Your job is to copy all the entries precisely as they stand.

─── Material supplied ───

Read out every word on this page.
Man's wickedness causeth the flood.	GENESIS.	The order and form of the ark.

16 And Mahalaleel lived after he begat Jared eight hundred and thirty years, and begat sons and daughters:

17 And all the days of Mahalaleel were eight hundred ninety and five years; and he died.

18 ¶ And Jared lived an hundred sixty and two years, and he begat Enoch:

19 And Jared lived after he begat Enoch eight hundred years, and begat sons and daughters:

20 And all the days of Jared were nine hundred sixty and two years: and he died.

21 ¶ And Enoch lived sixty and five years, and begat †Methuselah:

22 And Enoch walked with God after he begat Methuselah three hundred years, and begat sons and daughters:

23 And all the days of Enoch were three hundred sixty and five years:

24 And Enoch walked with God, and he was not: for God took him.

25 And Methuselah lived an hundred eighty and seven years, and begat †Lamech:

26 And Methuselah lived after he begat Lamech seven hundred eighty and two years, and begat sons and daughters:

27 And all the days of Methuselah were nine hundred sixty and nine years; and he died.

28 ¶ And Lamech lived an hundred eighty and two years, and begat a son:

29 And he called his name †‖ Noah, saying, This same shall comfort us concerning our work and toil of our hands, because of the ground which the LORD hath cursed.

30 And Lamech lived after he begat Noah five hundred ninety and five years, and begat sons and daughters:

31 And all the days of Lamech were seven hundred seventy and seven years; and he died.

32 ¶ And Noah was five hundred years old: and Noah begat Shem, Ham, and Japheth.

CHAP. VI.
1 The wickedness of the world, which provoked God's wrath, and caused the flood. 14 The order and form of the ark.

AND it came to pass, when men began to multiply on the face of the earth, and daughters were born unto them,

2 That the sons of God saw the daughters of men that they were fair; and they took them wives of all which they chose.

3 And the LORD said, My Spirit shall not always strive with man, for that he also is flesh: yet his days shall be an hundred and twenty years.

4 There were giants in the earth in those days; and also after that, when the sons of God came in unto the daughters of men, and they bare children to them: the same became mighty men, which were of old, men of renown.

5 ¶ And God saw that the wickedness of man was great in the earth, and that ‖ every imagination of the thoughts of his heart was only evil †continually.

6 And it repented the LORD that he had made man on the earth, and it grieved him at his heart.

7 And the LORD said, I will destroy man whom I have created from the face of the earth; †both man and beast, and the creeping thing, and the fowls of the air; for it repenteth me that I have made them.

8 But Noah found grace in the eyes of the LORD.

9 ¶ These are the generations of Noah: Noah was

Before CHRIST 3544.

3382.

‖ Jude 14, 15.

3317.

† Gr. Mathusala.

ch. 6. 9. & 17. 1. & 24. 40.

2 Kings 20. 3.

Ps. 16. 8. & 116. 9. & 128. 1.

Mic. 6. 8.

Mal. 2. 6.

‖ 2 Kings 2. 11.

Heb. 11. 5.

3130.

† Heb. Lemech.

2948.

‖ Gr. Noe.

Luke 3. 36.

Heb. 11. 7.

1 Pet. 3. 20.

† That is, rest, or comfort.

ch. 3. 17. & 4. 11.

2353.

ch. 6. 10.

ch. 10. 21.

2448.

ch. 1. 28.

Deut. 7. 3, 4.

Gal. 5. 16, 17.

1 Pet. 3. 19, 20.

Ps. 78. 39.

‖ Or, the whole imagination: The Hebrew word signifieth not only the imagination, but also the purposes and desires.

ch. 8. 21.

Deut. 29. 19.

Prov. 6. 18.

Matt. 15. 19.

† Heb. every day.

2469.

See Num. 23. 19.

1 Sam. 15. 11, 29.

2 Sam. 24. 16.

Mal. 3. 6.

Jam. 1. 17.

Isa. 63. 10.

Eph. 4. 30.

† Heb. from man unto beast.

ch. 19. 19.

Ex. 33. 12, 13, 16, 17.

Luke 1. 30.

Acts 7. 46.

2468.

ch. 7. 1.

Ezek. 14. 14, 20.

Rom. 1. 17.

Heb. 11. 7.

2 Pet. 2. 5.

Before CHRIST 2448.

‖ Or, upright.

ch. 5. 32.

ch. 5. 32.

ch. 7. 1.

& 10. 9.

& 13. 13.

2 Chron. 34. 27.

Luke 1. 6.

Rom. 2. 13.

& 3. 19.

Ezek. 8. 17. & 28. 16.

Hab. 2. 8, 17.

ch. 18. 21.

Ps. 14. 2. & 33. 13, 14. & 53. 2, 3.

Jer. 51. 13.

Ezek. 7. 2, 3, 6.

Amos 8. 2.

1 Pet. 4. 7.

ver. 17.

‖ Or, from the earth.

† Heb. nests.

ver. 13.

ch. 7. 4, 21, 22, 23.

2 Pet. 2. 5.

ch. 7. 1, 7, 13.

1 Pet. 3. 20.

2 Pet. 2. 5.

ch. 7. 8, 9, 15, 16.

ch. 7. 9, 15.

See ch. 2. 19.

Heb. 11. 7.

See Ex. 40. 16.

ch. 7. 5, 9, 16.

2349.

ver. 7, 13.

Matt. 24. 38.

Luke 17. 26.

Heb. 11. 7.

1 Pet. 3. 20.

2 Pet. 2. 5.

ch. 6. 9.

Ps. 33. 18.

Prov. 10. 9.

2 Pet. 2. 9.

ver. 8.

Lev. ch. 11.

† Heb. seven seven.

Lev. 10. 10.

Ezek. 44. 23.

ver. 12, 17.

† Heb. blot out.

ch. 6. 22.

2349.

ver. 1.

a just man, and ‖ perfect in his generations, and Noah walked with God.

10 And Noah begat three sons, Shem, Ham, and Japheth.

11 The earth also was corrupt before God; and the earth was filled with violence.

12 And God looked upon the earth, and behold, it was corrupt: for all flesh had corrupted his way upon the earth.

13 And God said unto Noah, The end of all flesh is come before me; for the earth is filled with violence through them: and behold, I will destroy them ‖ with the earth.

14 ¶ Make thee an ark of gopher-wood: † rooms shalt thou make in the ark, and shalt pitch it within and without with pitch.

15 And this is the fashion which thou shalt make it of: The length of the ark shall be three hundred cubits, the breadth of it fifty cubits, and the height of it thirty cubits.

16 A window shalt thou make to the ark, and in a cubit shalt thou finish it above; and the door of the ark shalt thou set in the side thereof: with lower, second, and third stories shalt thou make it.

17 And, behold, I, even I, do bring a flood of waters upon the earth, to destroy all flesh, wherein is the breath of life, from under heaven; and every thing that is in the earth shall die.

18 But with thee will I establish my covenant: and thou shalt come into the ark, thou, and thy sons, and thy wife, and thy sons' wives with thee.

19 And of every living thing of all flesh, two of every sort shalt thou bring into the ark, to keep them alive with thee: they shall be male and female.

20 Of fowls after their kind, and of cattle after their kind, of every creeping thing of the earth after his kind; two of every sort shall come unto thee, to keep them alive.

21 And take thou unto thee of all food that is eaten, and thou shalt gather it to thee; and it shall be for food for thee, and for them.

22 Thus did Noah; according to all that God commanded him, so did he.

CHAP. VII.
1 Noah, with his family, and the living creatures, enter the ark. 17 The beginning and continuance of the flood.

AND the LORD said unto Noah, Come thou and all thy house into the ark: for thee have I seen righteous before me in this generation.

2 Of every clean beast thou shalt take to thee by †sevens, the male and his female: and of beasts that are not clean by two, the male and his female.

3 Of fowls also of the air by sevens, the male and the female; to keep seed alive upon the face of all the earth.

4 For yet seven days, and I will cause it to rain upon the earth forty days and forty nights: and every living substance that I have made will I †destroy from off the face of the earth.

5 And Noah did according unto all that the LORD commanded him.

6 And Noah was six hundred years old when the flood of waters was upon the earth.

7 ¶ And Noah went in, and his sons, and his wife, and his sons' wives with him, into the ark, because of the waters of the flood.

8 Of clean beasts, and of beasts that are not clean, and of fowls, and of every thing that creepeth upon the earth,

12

───

» Response to the task
Read out every word on this page.
Man's wickedness causeth the flood.	GENESIS.	The order and form of the ark.

16 And Mahalaleel lived after he begat Jared eight hundred and thirty years, and begat sons and daughters:

17 And all the days of Mahalaleel were eight hundred ninety and five years; and he died.

18 ¶ And Jared lived an hundred sixty and two years, and he begat Enoch:

19 And Jared lived after he begat Enoch eight hundred years, and begat sons and daughters:

20 And all the days of Jared were nine hundred sixty and two years: and he died.

21 ¶ And Enoch lived sixty and five years, and begat †Methuselah:

22 And Enoch walked with God after he begat Methuselah three hundred years, and begat sons and daughters:

23 And all the days of Enoch were three hundred sixty and five years:

24 And Enoch walked with God, and he was not: for God took him.

25 And Methuselah lived an hundred eighty and seven years, and begat †Lamech:

26 And Methuselah lived after he begat Lamech seven hundred eighty and two years, and begat sons and daughters:

27 And all the days of Methuselah were nine hundred sixty and nine years; and he died.

28 ¶ And Lamech lived an hundred eighty and two years, and begat a son:

29 And he called his name †‖ Noah, saying, This same shall comfort us concerning our work and toil of our hands, because of the ground which the LORD hath cursed.

30 And Lamech lived after he begat Noah five hundred ninety and five years, and begat sons and daughters:

31 And all the days of Lamech were seven hundred seventy and seven years; and he died.

32 ¶ And Noah was five hundred years old: and Noah begat Shem, Ham, and Japheth.

CHAP. VI.
1 The wickedness of the world, which provoked God's wrath, and caused the flood. 14 The order and form of the ark.

AND it came to pass, when men began to multiply on the face of the earth, and daughters were born unto them,

2 That the sons of God saw the daughters of men that they were fair; and they took them wives of all which they chose.

3 And the LORD said, My Spirit shall not always strive with man, for that he also is flesh: yet his days shall be an hundred and twenty years.

4 There were giants in the earth in those days; and also after that, when the sons of God came in unto the daughters of men, and they bare children to them: the same became mighty men, which were of old, men of renown.

5 ¶ And God saw that the wickedness of man was great in the earth, and that ‖ every imagination of the thoughts of his heart was only evil †continually.

6 And it repented the LORD that he had made man on the earth, and it grieved him at his heart.

7 And the LORD said, I will destroy man whom I have created from the face of the earth; †both man and beast, and the creeping thing, and the fowls of the air; for it repenteth me that I have made them.

8 But Noah found grace in the eyes of the LORD.

9 ¶ These are the generations of Noah: Noah was

Before CHRIST 3544.

3382.

‖ Jude 14, 15.

3317.

† Gr. Mathusala.

ch. 6. 9. & 17. 1. & 24. 40.

2 Kings 20. 3.

Ps. 16. 8. & 116. 9. & 128. 1.

Mic. 6. 8.

Mal. 2. 6.

‖ 2 Kings 2. 11.

Heb. 11. 5.

3130.

† Heb. Lemech.

2948.

‖ Gr. Noe.

Luke 3. 36.

Heb. 11. 7.

1 Pet. 3. 20.

† That is, rest, or comfort.

ch. 3. 17. & 4. 11.

2353.

ch. 6. 10.

ch. 10. 21.

2448.

ch. 1. 28.

Deut. 7. 3, 4.

Gal. 5. 16, 17.

1 Pet. 3. 19, 20.

Ps. 78. 39.

‖ Or, the whole imagination: The Hebrew word signifieth not only the imagination, but also the purposes and desires.

ch. 8. 21.

Deut. 29. 19.

Prov. 6. 18.

Matt. 15. 19.

† Heb. every day.

2469.

See Num. 23. 19.

1 Sam. 15. 11, 29.

2 Sam. 24. 16.

Mal. 3. 6.

Jam. 1. 17.

Isa. 63. 10.

Eph. 4. 30.

† Heb. from man unto beast.

ch. 19. 19.

Ex. 33. 12, 13, 16, 17.

Luke 1. 30.

Acts 7. 46.

2468.

ch. 7. 1.

Ezek. 14. 14, 20.

Rom. 1. 17.

Heb. 11. 7.

2 Pet. 2. 5.

Before CHRIST 2448.

‖ Or, upright.

ch. 5. 32.

ch. 5. 32.

ch. 7. 1.

& 10. 9.

& 13. 13.

2 Chron. 34. 27.

Luke 1. 6.

Rom. 2. 13.

& 3. 19.

Ezek. 8. 17. & 28. 16.

Hab. 2. 8, 17.

ch. 18. 21.

Ps. 14. 2. & 33. 13, 14. & 53. 2, 3.

Jer. 51. 13.

Ezek. 7. 2, 3, 6.

Amos 8. 2.

1 Pet. 4. 7.

ver. 17.

‖ Or, from the earth.

† Heb. nests.

ver. 13.

ch. 7. 4, 21, 22, 23.

2 Pet. 2. 5.

ch. 7. 1, 7, 13.

1 Pet. 3. 20.

2 Pet. 2. 5.

ch. 7. 8, 9, 15, 16.

ch. 7. 9, 15.

See ch. 2. 19.

Heb. 11. 7.

See Ex. 40. 16.

ch. 7. 5, 9, 16.

2349.

ver. 7, 13.

Matt. 24. 38.

Luke 17. 26.

Heb. 11. 7.

1 Pet. 3. 20.

2 Pet. 2. 5.

ch. 6. 9.

Ps. 33. 18.

Prov. 10. 9.

2 Pet. 2. 9.

ver. 8.

Lev. ch. 11.

† Heb. seven seven.

Lev. 10. 10.

Ezek. 44. 23.

ver. 12, 17.

† Heb. blot out.

ch. 6. 22.

2349.

ver. 1.

a just man, and ‖ perfect in his generations, and Noah walked with God.

10 And Noah begat three sons, Shem, Ham, and Japheth.

11 The earth also was corrupt before God; and the earth was filled with violence.

12 And God looked upon the earth, and behold, it was corrupt: for all flesh had corrupted his way upon the earth.

13 And God said unto Noah, The end of all flesh is come before me; for the earth is filled with violence through them: and behold, I will destroy them ‖ with the earth.

14 ¶ Make thee an ark of gopher-wood: † rooms shalt thou make in the ark, and shalt pitch it within and without with pitch.

15 And this is the fashion which thou shalt make it of: The length of the ark shall be three hundred cubits, the breadth of it fifty cubits, and the height of it thirty cubits.

16 A window shalt thou make to the ark, and in a cubit shalt thou finish it above; and the door of the ark shalt thou set in the side thereof: with lower, second, and third stories shalt thou make it.

17 And, behold, I, even I, do bring a flood of waters upon the earth, to destroy all flesh, wherein is the breath of life, from under heaven; and every thing that is in the earth shall die.

18 But with thee will I establish my covenant: and thou shalt come into the ark, thou, and thy sons, and thy wife, and thy sons' wives with thee.

19 And of every living thing of all flesh, two of every sort shalt thou bring into the ark, to keep them alive with thee: they shall be male and female.

20 Of fowls after their kind, and of cattle after their kind, of every creeping thing of the earth after his kind; two of every sort shall come unto thee, to keep them alive.

21 And take thou unto thee of all food that is eaten, and thou shalt gather it to thee; and it shall be for food for thee, and for them.

22 Thus did Noah; according to all that God commanded him, so did he.

CHAP. VII.
1 Noah, with his family, and the living creatures, enter the ark. 17 The beginning and continuance of the flood.

AND the LORD said unto Noah, Come thou and all thy house into the ark: for thee have I seen righteous before me in this generation.

2 Of every clean beast thou shalt take to thee by †sevens, the male and his female: and of beasts that are not clean by two, the male and his female.

3 Of fowls also of the air by sevens, the male and the female; to keep seed alive upon the face of all the earth.

4 For yet seven days, and I will cause it to rain upon the earth forty days and forty nights: and every living substance that I have made will I †destroy from off the face of the earth.

5 And Noah did according unto all that the LORD commanded him.

6 And Noah was six hundred years old when the flood of waters was upon the earth.

7 ¶ And Noah went in, and his sons, and his wife, and his sons' wives with him, into the ark, because of the waters of the flood.

8 Of clean beasts, and of beasts that are not clean, and of fowls, and of every thing that creepeth upon the earth,

12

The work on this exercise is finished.